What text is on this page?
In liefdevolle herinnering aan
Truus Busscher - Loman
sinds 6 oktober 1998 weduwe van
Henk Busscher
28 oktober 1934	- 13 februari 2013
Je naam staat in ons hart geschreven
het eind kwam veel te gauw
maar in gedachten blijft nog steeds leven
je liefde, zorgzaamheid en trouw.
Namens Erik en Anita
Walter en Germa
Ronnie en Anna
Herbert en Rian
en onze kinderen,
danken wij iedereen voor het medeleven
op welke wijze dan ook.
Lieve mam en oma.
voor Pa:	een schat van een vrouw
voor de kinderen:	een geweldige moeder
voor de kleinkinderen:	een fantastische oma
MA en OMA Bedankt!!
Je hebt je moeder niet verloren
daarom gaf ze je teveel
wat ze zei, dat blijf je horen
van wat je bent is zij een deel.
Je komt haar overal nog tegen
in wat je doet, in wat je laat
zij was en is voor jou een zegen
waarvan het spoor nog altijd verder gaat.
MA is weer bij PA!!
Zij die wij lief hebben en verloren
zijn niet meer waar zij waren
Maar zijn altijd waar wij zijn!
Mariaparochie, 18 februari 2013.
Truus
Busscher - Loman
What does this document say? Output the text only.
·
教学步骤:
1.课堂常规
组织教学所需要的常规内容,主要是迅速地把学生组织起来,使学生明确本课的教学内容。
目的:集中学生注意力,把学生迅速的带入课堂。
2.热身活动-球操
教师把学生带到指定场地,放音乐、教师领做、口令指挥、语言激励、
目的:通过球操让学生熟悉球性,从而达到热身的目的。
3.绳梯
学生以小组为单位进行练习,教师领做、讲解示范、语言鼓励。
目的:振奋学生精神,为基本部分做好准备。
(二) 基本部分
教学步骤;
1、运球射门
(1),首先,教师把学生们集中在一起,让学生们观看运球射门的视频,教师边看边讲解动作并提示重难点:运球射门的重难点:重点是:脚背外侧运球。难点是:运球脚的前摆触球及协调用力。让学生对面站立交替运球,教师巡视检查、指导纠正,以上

--- --- ---

◆ **TASK DIRECTIONS**: Take every line above carrying "Loman" and return it.

◆ **WRITTEN ANSWER**:
Truus Busscher - Loman
Busscher - Loman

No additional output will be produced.